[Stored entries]
○ ○ ○

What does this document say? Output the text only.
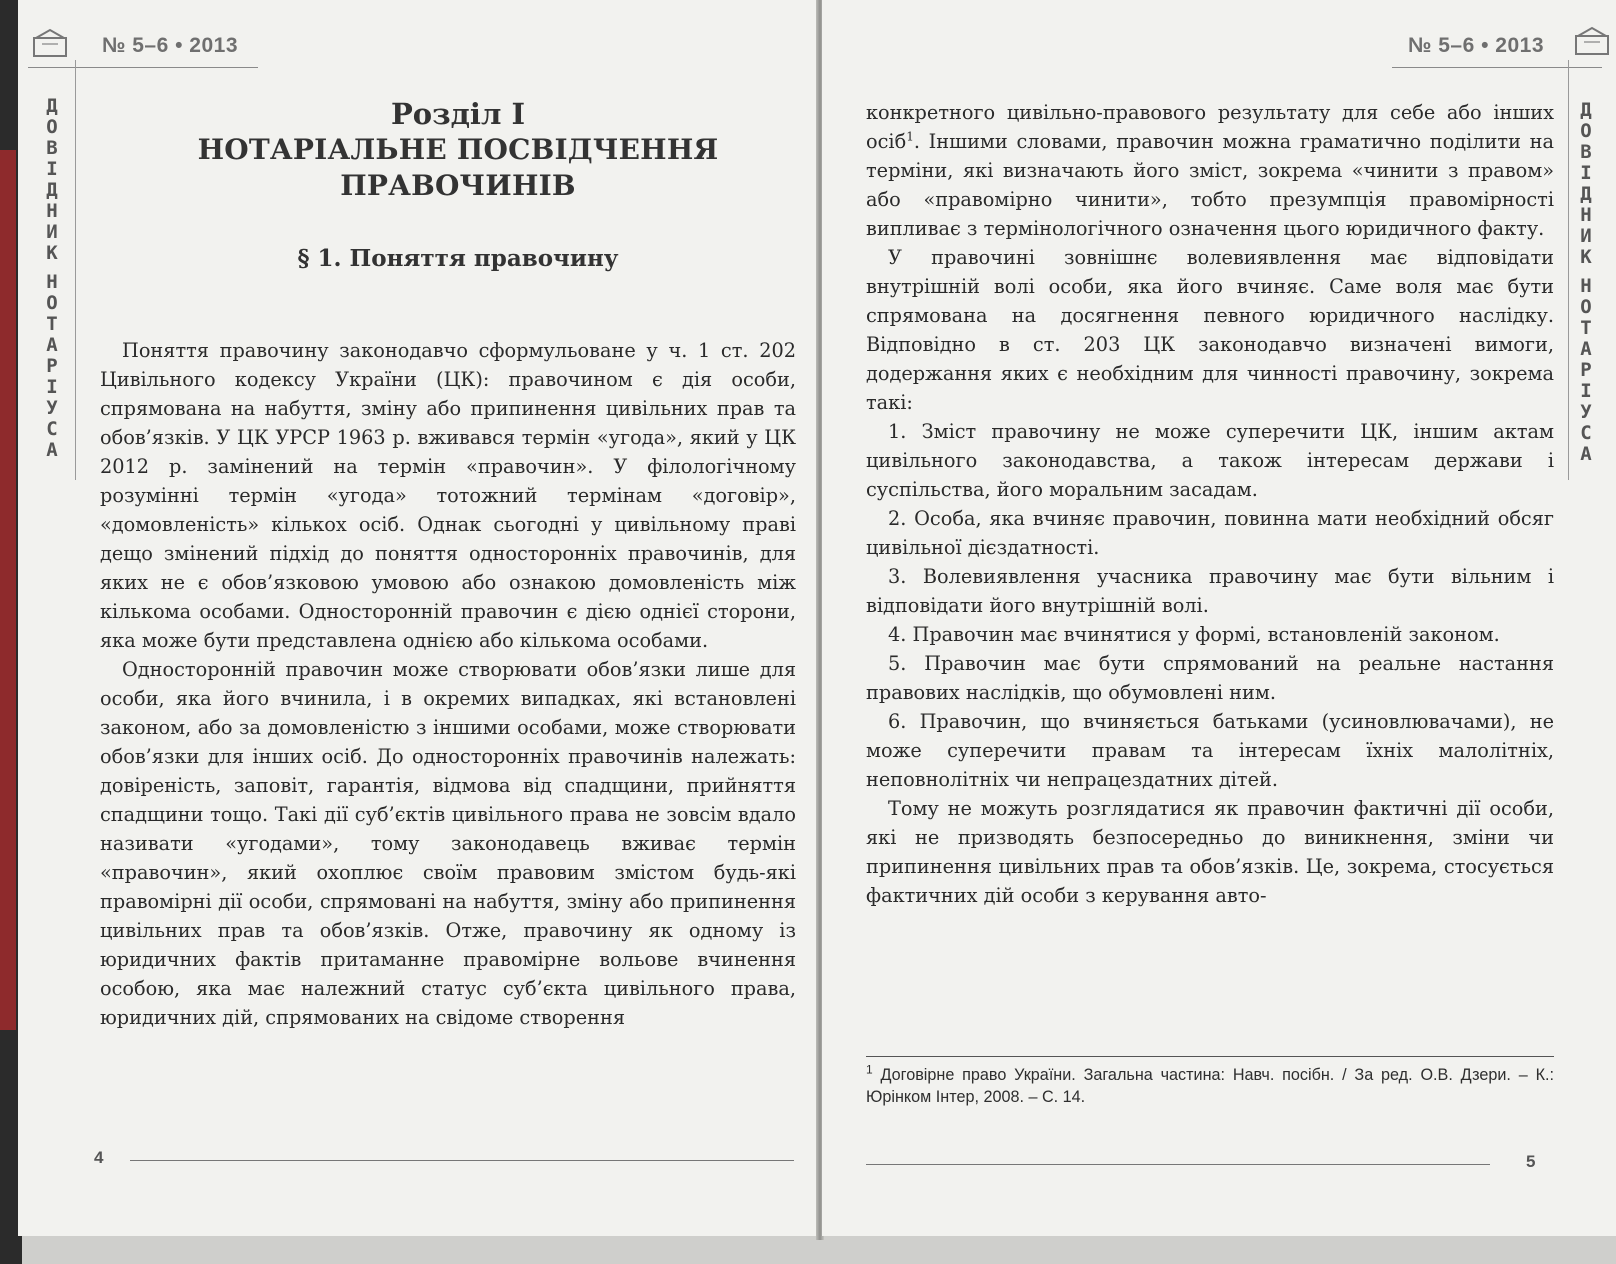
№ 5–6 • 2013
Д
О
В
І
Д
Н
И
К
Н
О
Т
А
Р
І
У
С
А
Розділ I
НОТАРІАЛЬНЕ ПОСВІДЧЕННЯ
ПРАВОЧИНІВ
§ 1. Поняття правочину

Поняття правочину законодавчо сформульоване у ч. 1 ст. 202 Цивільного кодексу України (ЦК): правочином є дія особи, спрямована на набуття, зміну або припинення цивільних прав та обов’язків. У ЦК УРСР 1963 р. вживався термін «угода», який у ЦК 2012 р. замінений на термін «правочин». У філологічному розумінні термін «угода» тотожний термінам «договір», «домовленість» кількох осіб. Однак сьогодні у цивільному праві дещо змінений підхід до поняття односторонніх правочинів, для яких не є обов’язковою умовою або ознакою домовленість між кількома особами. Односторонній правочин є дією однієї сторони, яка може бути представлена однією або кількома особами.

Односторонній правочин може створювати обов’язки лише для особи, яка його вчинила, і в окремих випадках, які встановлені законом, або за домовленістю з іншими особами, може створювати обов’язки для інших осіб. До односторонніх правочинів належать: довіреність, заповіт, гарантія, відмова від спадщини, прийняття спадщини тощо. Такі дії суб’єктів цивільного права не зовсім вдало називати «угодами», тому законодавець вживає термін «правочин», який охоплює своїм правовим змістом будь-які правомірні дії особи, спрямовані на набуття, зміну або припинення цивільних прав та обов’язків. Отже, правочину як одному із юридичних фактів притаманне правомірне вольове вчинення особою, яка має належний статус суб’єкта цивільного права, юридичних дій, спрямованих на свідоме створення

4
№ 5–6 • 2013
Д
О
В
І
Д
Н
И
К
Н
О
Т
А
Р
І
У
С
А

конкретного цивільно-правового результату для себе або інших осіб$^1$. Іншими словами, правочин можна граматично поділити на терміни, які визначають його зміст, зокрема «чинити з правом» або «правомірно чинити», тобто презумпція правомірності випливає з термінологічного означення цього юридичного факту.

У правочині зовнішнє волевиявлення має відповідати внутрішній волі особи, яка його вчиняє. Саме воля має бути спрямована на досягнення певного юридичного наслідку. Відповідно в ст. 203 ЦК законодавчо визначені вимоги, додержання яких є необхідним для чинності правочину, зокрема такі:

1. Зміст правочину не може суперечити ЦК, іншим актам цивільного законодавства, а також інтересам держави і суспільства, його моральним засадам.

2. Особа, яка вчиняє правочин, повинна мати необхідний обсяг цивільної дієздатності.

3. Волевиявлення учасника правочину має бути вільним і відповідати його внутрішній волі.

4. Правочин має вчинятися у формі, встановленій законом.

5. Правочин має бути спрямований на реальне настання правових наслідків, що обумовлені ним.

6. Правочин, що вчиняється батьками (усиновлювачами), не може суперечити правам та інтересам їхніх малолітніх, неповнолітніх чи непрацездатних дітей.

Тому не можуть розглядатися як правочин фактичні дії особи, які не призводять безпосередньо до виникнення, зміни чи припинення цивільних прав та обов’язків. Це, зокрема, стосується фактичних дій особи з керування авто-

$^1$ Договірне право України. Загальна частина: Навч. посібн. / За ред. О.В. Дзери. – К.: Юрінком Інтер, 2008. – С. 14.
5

○ ○ ○

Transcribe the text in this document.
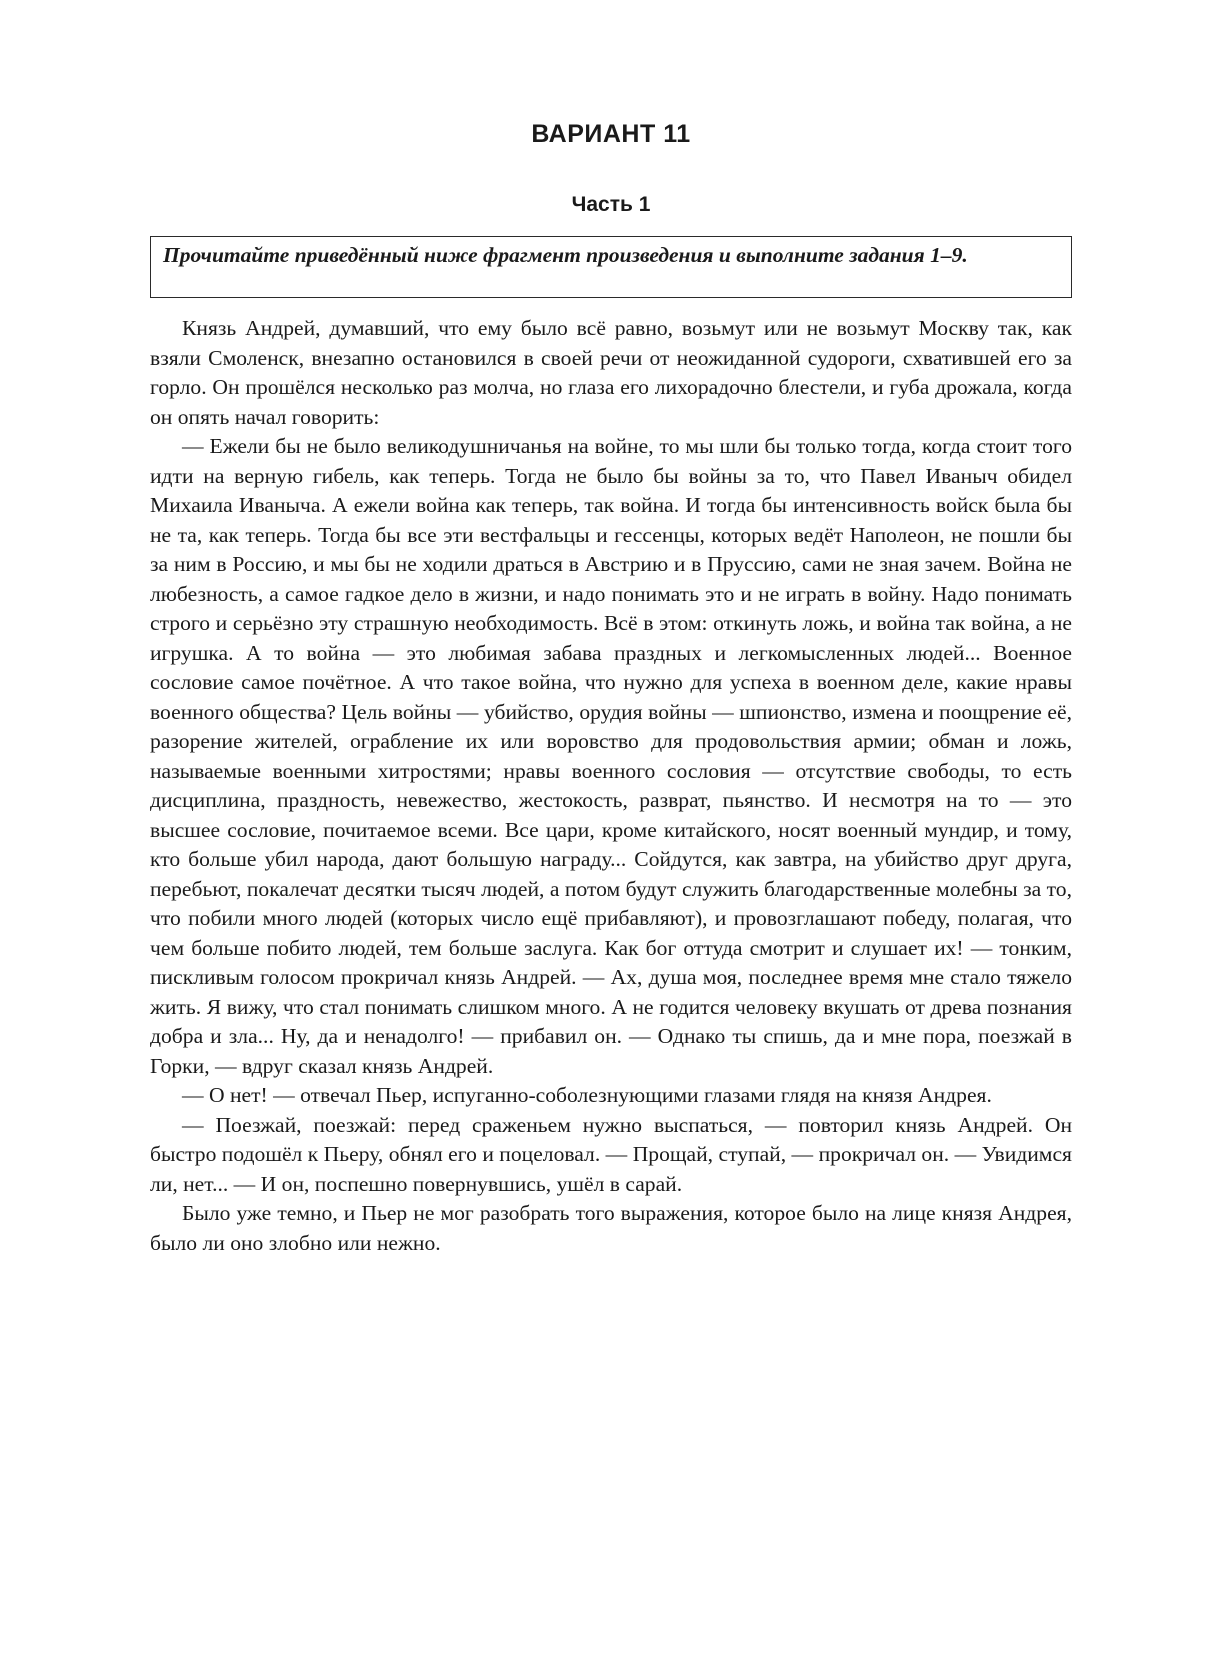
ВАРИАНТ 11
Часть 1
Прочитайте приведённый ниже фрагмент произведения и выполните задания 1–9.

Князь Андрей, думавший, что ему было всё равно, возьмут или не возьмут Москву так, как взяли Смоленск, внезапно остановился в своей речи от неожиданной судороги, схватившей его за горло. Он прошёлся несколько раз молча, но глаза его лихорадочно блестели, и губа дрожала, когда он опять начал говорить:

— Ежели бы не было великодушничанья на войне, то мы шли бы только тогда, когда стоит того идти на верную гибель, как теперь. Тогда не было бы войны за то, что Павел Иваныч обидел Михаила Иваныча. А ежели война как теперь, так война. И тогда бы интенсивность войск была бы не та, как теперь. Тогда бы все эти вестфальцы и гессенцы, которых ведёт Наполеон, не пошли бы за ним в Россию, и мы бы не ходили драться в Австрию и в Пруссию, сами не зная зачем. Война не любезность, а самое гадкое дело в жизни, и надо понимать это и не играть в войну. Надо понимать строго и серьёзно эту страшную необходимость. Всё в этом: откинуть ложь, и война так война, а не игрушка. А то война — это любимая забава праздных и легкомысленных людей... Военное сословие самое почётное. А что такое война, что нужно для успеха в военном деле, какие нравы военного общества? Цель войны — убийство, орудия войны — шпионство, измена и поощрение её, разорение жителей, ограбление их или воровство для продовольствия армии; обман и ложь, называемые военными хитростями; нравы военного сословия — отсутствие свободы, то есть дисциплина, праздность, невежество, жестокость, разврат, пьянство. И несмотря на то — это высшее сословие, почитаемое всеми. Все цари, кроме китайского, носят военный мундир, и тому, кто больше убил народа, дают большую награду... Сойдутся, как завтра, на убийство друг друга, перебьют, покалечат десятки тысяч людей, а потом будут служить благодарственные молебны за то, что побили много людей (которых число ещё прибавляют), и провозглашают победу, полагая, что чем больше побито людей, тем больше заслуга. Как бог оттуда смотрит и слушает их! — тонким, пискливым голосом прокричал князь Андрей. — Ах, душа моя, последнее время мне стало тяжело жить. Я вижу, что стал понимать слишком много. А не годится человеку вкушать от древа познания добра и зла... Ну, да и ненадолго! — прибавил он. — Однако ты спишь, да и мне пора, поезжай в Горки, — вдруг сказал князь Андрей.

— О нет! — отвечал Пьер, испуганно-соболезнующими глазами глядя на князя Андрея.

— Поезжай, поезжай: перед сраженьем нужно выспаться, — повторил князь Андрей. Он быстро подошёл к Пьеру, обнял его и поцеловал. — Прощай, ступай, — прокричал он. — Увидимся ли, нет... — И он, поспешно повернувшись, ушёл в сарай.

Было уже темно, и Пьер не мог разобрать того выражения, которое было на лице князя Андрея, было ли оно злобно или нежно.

○ ○ ○

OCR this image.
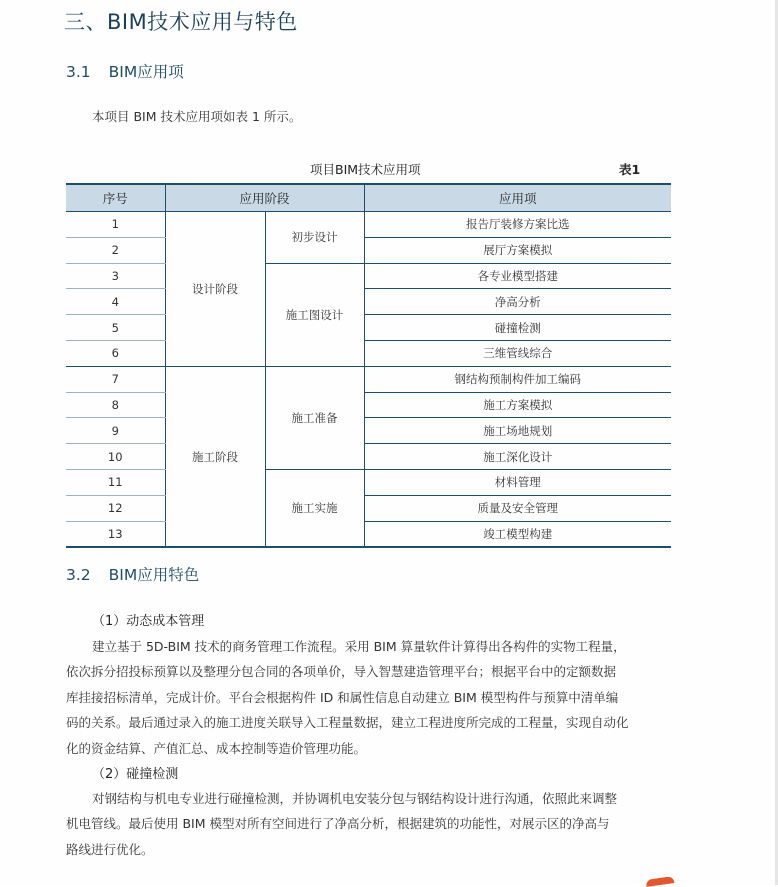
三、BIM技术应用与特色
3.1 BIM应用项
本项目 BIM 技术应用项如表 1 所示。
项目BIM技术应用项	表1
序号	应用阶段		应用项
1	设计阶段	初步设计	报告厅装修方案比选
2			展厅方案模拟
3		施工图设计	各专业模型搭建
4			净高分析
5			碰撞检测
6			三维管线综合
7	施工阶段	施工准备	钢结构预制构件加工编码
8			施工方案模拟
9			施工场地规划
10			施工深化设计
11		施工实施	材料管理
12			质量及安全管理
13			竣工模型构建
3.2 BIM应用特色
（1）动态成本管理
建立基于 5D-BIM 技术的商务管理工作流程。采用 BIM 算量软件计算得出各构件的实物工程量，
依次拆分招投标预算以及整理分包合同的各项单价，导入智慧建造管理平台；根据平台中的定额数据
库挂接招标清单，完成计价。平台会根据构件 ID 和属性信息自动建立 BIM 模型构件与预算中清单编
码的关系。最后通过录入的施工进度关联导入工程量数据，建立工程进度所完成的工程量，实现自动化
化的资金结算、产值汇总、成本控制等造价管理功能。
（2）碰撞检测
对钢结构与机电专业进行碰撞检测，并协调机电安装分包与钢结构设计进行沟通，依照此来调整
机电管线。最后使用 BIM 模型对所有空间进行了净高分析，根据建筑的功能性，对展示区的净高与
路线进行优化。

○ ○ ○

(GIVEN PROBLEM): Gather each line in these records that contains the string "особами".

(RESPONSE BELOW):
Поняття правочину законодавчо сформульоване у ч. 1 ст. 202 Цивільного кодексу України (ЦК): правочином є дія особи, спрямована на набуття, зміну або припинення цивільних прав та обов’язків. У ЦК УРСР 1963 р. вживався термін «угода», який у ЦК 2012 р. замінений на термін «правочин». У філологічному розумінні термін «угода» тотожний термінам «договір», «домовленість» кількох осіб. Однак сьогодні у цивільному праві дещо змінений підхід до поняття односторонніх правочинів, для яких не є обов’язковою умовою або ознакою домовленість між кількома особами. Односторонній правочин є дією однієї сторони, яка може бути представлена однією або кількома особами.
Односторонній правочин може створювати обов’язки лише для особи, яка його вчинила, і в окремих випадках, які встановлені законом, або за домовленістю з іншими особами, може створювати обов’язки для інших осіб. До односторонніх правочинів належать: довіреність, заповіт, гарантія, відмова від спадщини, прийняття спадщини тощо. Такі дії суб’єктів цивільного права не зовсім вдало називати «угодами», тому законодавець вживає термін «правочин», який охоплює своїм правовим змістом будь-які правомірні дії особи, спрямовані на набуття, зміну або припинення цивільних прав та обов’язків. Отже, правочину як одному із юридичних фактів притаманне правомірне вольове вчинення особою, яка має належний статус суб’єкта цивільного права, юридичних дій, спрямованих на свідоме створення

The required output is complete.